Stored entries

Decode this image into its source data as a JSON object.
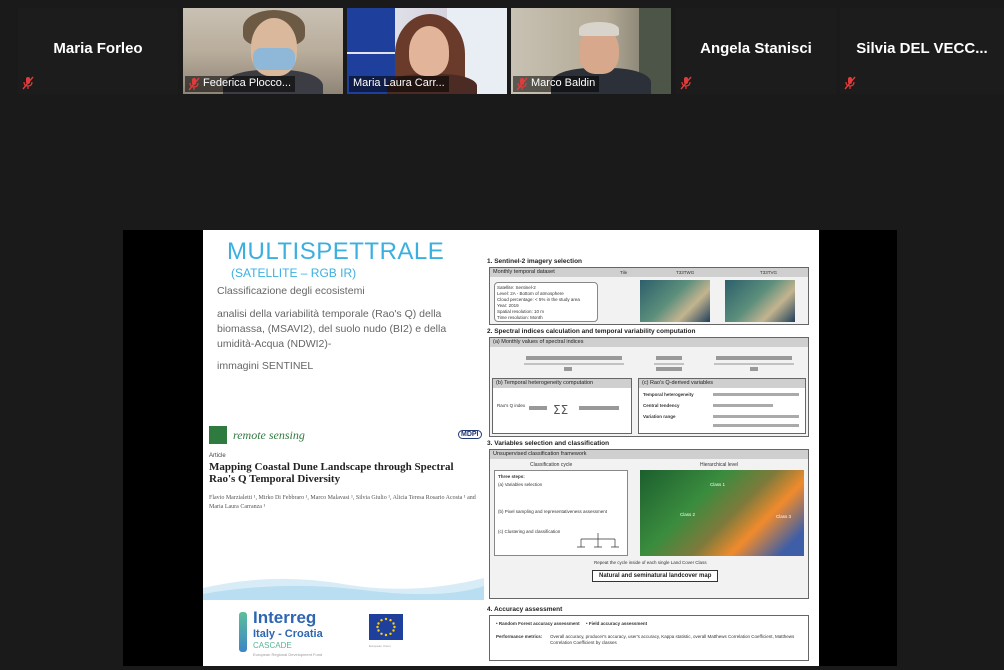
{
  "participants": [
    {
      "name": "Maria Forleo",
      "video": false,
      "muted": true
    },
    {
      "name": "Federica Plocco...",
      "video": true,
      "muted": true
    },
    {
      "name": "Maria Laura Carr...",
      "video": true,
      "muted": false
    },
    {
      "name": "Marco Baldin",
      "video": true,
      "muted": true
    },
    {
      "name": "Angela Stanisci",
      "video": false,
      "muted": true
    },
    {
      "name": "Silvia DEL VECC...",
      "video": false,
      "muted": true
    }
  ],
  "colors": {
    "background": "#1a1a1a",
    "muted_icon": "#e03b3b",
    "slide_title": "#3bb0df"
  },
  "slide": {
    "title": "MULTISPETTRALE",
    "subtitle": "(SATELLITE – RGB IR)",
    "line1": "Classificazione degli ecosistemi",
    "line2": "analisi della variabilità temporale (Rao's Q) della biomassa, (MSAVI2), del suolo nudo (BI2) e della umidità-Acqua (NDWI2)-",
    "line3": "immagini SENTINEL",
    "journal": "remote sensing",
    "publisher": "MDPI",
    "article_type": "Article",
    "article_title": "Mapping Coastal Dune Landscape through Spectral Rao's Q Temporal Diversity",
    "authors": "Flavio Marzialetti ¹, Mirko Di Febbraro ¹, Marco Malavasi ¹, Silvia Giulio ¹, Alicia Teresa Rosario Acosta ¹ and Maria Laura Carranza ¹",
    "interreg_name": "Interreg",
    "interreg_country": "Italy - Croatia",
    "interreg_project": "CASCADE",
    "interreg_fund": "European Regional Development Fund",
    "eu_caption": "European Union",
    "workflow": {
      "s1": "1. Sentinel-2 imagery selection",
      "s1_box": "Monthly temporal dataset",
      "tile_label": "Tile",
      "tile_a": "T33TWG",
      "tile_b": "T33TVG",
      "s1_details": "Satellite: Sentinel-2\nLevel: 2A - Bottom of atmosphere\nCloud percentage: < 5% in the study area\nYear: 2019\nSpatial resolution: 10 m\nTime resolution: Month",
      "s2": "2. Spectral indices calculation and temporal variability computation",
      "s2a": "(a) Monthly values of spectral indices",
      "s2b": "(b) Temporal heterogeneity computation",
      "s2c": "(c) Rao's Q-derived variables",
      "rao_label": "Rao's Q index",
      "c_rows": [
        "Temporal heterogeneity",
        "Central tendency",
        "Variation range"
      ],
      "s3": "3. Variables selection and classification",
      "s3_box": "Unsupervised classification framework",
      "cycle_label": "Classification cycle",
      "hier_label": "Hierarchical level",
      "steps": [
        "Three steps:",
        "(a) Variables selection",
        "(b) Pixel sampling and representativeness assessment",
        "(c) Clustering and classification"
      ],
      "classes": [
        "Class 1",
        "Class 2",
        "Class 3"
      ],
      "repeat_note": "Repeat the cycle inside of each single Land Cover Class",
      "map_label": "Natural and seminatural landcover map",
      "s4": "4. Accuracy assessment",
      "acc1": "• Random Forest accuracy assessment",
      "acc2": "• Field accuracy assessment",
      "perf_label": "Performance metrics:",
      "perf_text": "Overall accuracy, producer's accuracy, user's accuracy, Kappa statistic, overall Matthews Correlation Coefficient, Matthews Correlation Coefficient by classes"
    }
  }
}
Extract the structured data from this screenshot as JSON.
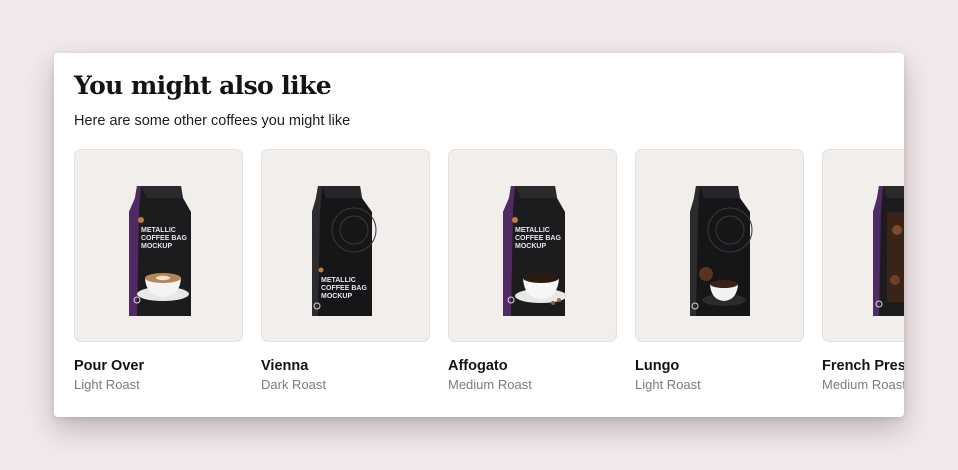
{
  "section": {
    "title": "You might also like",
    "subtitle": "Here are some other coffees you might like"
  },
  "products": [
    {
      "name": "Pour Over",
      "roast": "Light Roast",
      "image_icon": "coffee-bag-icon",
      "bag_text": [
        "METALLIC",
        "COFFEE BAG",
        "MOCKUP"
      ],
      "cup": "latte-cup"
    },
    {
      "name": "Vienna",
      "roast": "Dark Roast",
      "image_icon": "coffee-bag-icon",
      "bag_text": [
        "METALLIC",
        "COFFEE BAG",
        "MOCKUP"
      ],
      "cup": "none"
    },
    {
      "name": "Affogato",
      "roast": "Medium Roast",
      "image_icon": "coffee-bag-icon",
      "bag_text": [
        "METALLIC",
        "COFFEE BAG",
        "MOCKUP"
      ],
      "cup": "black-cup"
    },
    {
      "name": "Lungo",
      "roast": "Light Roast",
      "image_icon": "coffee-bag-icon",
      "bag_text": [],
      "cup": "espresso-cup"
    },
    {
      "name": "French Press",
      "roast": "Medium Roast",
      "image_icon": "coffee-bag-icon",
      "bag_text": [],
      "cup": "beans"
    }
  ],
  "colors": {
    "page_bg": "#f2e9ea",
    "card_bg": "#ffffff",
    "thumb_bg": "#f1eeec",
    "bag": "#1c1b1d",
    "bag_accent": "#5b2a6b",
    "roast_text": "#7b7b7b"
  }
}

==

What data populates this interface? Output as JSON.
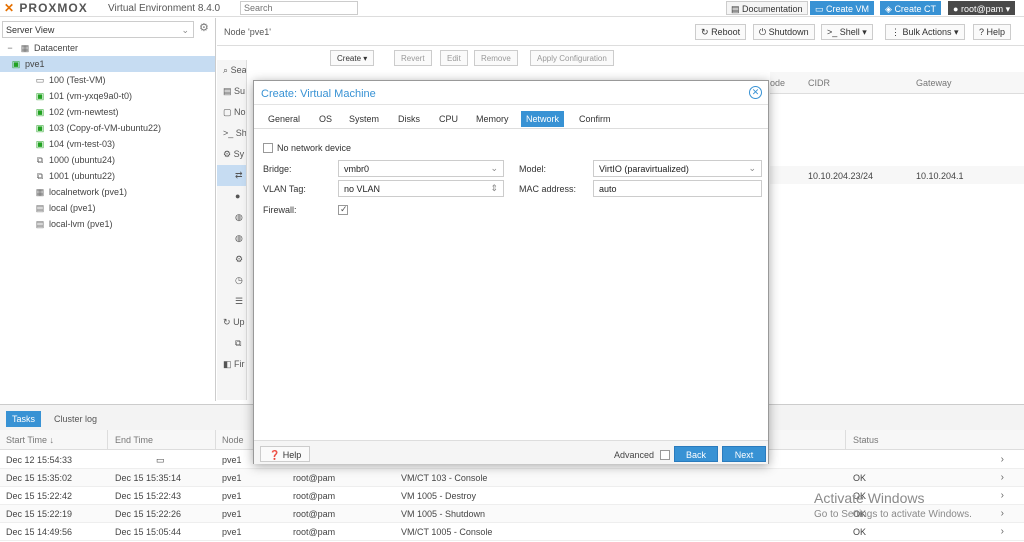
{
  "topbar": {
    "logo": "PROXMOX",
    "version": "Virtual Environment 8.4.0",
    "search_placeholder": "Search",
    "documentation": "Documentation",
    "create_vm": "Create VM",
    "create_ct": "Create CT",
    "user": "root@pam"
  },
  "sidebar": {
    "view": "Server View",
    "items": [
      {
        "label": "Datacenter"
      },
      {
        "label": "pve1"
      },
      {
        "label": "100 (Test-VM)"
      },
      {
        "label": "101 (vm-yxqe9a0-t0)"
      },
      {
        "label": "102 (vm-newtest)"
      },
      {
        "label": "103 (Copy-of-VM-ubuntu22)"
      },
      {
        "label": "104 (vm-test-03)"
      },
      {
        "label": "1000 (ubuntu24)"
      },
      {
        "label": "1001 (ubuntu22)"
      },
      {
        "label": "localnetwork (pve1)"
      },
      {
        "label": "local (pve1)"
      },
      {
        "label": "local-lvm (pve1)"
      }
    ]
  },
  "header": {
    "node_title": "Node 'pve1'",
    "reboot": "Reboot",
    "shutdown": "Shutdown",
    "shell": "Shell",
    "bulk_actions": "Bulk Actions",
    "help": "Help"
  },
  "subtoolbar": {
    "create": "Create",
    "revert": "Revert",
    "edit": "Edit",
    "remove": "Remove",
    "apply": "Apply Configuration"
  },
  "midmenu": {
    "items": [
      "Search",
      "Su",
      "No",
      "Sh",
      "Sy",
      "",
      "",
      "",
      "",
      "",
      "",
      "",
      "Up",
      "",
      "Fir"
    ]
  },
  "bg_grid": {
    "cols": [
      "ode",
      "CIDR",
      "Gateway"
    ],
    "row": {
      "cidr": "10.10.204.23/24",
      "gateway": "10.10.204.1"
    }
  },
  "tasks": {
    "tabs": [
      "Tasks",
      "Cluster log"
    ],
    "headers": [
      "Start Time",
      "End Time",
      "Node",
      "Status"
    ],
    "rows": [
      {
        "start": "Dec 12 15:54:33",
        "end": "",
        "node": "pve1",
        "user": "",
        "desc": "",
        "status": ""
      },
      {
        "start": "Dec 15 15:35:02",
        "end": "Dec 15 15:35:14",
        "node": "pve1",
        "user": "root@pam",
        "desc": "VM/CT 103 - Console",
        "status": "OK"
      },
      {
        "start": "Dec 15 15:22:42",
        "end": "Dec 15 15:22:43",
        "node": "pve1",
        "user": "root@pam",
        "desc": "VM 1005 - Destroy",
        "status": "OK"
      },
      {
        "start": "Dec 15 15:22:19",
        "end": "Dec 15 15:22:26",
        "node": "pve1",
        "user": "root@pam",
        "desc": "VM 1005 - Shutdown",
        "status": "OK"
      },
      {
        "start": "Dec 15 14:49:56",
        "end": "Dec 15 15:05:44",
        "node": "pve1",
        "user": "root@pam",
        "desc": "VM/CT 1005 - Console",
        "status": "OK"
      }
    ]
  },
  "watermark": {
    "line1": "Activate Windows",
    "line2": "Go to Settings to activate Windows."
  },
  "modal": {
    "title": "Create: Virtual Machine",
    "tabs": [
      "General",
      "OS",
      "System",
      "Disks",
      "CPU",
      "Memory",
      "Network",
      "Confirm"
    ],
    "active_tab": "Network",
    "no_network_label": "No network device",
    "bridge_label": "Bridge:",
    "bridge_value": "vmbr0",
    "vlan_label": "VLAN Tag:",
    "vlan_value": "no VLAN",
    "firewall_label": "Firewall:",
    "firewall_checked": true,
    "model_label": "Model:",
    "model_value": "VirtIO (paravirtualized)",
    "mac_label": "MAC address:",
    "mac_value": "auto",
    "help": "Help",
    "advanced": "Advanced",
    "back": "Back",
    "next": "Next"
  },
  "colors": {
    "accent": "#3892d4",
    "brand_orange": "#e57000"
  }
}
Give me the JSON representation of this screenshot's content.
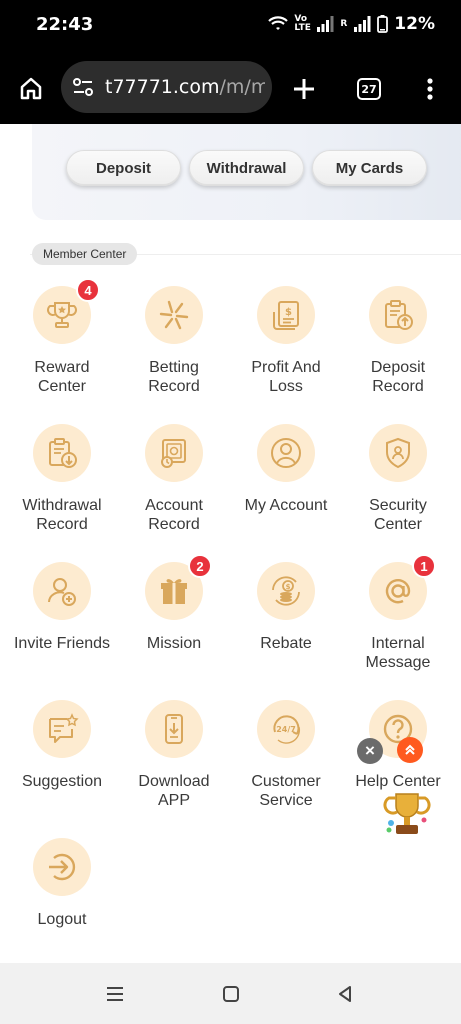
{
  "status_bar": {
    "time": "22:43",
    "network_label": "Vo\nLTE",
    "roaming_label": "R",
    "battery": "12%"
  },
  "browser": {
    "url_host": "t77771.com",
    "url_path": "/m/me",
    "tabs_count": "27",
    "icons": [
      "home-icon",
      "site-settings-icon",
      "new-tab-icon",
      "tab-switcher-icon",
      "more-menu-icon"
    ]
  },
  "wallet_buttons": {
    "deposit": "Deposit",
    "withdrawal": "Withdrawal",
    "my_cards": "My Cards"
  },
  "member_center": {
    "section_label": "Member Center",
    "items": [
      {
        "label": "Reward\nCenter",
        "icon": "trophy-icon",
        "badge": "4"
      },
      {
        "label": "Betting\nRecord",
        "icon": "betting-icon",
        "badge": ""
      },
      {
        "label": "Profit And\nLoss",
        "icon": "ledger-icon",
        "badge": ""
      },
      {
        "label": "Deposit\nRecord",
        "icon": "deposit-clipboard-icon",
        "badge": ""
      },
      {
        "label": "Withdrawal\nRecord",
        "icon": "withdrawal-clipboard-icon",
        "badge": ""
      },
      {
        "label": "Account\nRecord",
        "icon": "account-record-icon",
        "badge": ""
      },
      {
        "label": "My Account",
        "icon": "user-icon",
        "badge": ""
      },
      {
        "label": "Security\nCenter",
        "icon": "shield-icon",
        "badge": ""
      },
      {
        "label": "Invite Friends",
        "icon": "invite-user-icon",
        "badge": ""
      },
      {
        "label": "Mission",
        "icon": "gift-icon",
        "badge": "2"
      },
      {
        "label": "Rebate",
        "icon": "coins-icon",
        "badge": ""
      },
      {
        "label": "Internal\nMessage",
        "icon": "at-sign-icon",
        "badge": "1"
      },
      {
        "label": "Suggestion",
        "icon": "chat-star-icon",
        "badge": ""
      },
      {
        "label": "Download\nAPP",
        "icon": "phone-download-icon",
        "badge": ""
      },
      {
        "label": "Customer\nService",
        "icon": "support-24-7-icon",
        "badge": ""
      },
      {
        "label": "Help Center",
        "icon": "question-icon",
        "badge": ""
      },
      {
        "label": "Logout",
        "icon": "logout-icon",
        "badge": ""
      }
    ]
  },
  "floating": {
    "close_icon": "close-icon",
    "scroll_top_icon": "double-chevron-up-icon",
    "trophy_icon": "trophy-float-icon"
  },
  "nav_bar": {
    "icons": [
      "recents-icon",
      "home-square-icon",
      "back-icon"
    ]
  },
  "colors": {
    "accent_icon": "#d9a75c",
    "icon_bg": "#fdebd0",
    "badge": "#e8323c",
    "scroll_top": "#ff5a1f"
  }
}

**To do:**
Read through the entries and copy every line that includes "cycle".

**Correct result:**
      "cycle_label": "Classification cycle",
      "repeat_note": "Repeat the cycle inside of each single Land Cover Class",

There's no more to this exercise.